Bounding box entries

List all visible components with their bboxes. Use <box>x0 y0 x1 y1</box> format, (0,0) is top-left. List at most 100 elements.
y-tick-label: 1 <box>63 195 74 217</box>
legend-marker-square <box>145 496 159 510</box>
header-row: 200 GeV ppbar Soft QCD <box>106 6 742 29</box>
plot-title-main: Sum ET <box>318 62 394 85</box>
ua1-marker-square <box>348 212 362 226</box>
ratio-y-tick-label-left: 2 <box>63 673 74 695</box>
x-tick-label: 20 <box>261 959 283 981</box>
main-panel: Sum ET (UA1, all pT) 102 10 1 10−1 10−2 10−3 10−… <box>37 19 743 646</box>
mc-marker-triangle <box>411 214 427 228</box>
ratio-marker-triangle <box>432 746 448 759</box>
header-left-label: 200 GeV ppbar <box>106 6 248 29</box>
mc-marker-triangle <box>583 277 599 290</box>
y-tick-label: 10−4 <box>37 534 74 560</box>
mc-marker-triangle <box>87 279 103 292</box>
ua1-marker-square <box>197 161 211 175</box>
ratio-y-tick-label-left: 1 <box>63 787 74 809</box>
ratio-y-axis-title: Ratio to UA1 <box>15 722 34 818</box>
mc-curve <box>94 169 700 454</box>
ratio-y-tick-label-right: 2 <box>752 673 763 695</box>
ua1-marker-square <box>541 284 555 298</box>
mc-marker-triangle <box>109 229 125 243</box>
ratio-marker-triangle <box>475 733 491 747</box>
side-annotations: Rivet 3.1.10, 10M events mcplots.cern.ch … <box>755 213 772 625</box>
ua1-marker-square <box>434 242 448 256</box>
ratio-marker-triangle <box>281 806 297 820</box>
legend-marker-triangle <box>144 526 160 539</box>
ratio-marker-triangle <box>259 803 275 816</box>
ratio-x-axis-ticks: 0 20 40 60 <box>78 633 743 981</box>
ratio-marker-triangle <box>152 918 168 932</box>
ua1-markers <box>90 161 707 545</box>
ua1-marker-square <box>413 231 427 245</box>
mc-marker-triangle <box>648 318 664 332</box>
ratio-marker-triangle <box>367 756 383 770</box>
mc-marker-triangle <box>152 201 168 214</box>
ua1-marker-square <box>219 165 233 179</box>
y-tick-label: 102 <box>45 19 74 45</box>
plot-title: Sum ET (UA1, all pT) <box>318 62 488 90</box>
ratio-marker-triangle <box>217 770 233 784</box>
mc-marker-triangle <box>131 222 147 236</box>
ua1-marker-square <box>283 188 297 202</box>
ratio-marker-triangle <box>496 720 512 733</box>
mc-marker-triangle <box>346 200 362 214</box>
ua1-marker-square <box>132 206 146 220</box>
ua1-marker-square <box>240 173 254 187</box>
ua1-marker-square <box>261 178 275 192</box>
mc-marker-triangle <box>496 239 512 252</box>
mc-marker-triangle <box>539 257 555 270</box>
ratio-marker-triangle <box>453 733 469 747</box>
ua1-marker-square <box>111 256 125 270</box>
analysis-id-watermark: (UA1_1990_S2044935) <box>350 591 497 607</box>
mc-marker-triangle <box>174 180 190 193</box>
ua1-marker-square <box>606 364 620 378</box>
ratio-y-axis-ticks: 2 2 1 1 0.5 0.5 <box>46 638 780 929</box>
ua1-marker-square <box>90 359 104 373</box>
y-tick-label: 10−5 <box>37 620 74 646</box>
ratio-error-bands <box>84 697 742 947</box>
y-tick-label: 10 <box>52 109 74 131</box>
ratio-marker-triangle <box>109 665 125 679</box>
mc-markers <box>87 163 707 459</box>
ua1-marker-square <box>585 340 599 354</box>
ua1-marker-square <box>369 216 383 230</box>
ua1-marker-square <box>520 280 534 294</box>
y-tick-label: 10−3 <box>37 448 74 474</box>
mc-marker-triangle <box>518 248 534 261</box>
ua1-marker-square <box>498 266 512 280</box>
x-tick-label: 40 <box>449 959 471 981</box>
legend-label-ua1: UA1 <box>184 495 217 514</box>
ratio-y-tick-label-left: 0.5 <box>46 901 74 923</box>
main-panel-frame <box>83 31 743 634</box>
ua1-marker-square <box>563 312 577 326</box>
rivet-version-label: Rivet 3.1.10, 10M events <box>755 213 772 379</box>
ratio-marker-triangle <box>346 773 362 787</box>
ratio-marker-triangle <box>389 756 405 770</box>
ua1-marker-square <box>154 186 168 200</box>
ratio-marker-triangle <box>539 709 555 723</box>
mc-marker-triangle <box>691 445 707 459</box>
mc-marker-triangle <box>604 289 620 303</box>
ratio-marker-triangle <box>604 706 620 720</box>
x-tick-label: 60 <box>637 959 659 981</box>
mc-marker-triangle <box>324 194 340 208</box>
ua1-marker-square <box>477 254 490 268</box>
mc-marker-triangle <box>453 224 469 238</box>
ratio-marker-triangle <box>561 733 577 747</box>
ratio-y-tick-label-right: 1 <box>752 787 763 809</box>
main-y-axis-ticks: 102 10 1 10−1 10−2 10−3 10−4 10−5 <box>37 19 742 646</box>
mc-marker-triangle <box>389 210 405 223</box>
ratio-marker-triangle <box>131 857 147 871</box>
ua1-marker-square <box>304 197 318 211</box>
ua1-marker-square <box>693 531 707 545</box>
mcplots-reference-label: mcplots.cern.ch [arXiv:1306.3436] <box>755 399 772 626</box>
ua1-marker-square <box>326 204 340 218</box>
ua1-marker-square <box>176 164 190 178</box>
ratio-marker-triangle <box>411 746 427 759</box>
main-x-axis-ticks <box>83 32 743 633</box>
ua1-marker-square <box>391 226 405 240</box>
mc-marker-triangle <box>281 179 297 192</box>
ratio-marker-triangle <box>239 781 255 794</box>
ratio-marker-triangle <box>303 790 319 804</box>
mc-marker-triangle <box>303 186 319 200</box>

→ **GOAL**: Put every line of the items above into a JSON list of strings, one string per line, leaving out any blank lines.

→ **TASK SOLUTION**:
[
  "List all visible components with their bboxes. Use <box>x0 y0 x1 y1</box> format, (0,0) is top-left. List at most 100 elements.",
  "y-tick-label: 1 <box>63 195 74 217</box>",
  "legend-marker-square <box>145 496 159 510</box>",
  "header-row: 200 GeV ppbar Soft QCD <box>106 6 742 29</box>",
  "plot-title-main: Sum ET <box>318 62 394 85</box>",
  "ua1-marker-square <box>348 212 362 226</box>",
  "ratio-y-tick-label-left: 2 <box>63 673 74 695</box>",
  "x-tick-label: 20 <box>261 959 283 981</box>",
  "main-panel: Sum ET (UA1, all pT) 102 10 1 10−1 10−2 10−3 10−… <box>37 19 743 646</box>",
  "mc-marker-triangle <box>411 214 427 228</box>",
  "ratio-marker-triangle <box>432 746 448 759</box>",
  "header-left-label: 200 GeV ppbar <box>106 6 248 29</box>",
  "mc-marker-triangle <box>583 277 599 290</box>",
  "y-tick-label: 10−4 <box>37 534 74 560</box>",
  "mc-marker-triangle <box>87 279 103 292</box>",
  "ua1-marker-square <box>197 161 211 175</box>",
  "ratio-y-tick-label-left: 1 <box>63 787 74 809</box>",
  "ratio-y-axis-title: Ratio to UA1 <box>15 722 34 818</box>",
  "mc-curve <box>94 169 700 454</box>",
  "ratio-y-tick-label-right: 2 <box>752 673 763 695</box>",
  "ua1-marker-square <box>541 284 555 298</box>",
  "mc-marker-triangle <box>109 229 125 243</box>",
  "ratio-marker-triangle <box>475 733 491 747</box>",
  "side-annotations: Rivet 3.1.10, 10M events mcplots.cern.ch … <box>755 213 772 625</box>",
  "ua1-marker-square <box>434 242 448 256</box>",
  "ratio-marker-triangle <box>281 806 297 820</box>",
  "legend-marker-triangle <box>144 526 160 539</box>",
  "ratio-marker-triangle <box>259 803 275 816</box>",
  "ratio-x-axis-ticks: 0 20 40 60 <box>78 633 743 981</box>",
  "ratio-marker-triangle <box>152 918 168 932</box>",
  "ua1-markers <box>90 161 707 545</box>",
  "ua1-marker-square <box>413 231 427 245</box>",
  "mc-marker-triangle <box>648 318 664 332</box>",
  "ratio-marker-triangle <box>367 756 383 770</box>",
  "mc-marker-triangle <box>152 201 168 214</box>",
  "ua1-marker-square <box>219 165 233 179</box>",
  "y-tick-label: 102 <box>45 19 74 45</box>",
  "plot-title: Sum ET (UA1, all pT) <box>318 62 488 90</box>",
  "ratio-marker-triangle <box>217 770 233 784</box>",
  "mc-marker-triangle <box>131 222 147 236</box>",
  "ua1-marker-square <box>283 188 297 202</box>",
  "ratio-marker-triangle <box>496 720 512 733</box>",
  "mc-marker-triangle <box>346 200 362 214</box>",
  "ua1-marker-square <box>132 206 146 220</box>",
  "ua1-marker-square <box>240 173 254 187</box>",
  "ua1-marker-square <box>261 178 275 192</box>",
  "mc-marker-triangle <box>496 239 512 252</box>",
  "mc-marker-triangle <box>539 257 555 270</box>",
  "ratio-marker-triangle <box>453 733 469 747</box>",
  "ua1-marker-square <box>111 256 125 270</box>",
  "analysis-id-watermark: (UA1_1990_S2044935) <box>350 591 497 607</box>",
  "mc-marker-triangle <box>174 180 190 193</box>",
  "ua1-marker-square <box>606 364 620 378</box>",
  "ratio-y-axis-ticks: 2 2 1 1 0.5 0.5 <box>46 638 780 929</box>",
  "ua1-marker-square <box>90 359 104 373</box>",
  "y-tick-label: 10−5 <box>37 620 74 646</box>",
  "ratio-error-bands <box>84 697 742 947</box>",
  "y-tick-label: 10 <box>52 109 74 131</box>",
  "ratio-marker-triangle <box>109 665 125 679</box>",
  "mc-markers <box>87 163 707 459</box>",
  "ua1-marker-square <box>585 340 599 354</box>",
  "ua1-marker-square <box>369 216 383 230</box>",
  "ua1-marker-square <box>520 280 534 294</box>",
  "y-tick-label: 10−3 <box>37 448 74 474</box>",
  "mc-marker-triangle <box>518 248 534 261</box>",
  "ua1-marker-square <box>498 266 512 280</box>",
  "x-tick-label: 40 <box>449 959 471 981</box>",
  "legend-label-ua1: UA1 <box>184 495 217 514</box>",
  "ratio-y-tick-label-left: 0.5 <box>46 901 74 923</box>",
  "main-panel-frame <box>83 31 743 634</box>",
  "ua1-marker-square <box>563 312 577 326</box>",
  "rivet-version-label: Rivet 3.1.10, 10M events <box>755 213 772 379</box>",
  "ratio-marker-triangle <box>346 773 362 787</box>",
  "ratio-marker-triangle <box>389 756 405 770</box>",
  "ua1-marker-square <box>154 186 168 200</box>",
  "ratio-marker-triangle <box>539 709 555 723</box>",
  "mc-marker-triangle <box>691 445 707 459</box>",
  "mc-marker-triangle <box>604 289 620 303</box>",
  "ratio-marker-triangle <box>604 706 620 720</box>",
  "x-tick-label: 60 <box>637 959 659 981</box>",
  "mc-marker-triangle <box>324 194 340 208</box>",
  "ua1-marker-square <box>477 254 490 268</box>",
  "mc-marker-triangle <box>453 224 469 238</box>",
  "ratio-marker-triangle <box>561 733 577 747</box>",
  "ratio-y-tick-label-right: 1 <box>752 787 763 809</box>",
  "main-y-axis-ticks: 102 10 1 10−1 10−2 10−3 10−4 10−5 <box>37 19 742 646</box>",
  "mc-marker-triangle <box>389 210 405 223</box>",
  "ratio-marker-triangle <box>131 857 147 871</box>",
  "ua1-marker-square <box>304 197 318 211</box>",
  "ua1-marker-square <box>693 531 707 545</box>",
  "mcplots-reference-label: mcplots.cern.ch [arXiv:1306.3436] <box>755 399 772 626</box>",
  "ua1-marker-square <box>326 204 340 218</box>",
  "ua1-marker-square <box>176 164 190 178</box>",
  "ratio-marker-triangle <box>411 746 427 759</box>",
  "main-x-axis-ticks <box>83 32 743 633</box>",
  "ua1-marker-square <box>391 226 405 240</box>",
  "mc-marker-triangle <box>281 179 297 192</box>",
  "ratio-marker-triangle <box>239 781 255 794</box>",
  "ratio-marker-triangle <box>303 790 319 804</box>",
  "mc-marker-triangle <box>303 186 319 200</box>"
]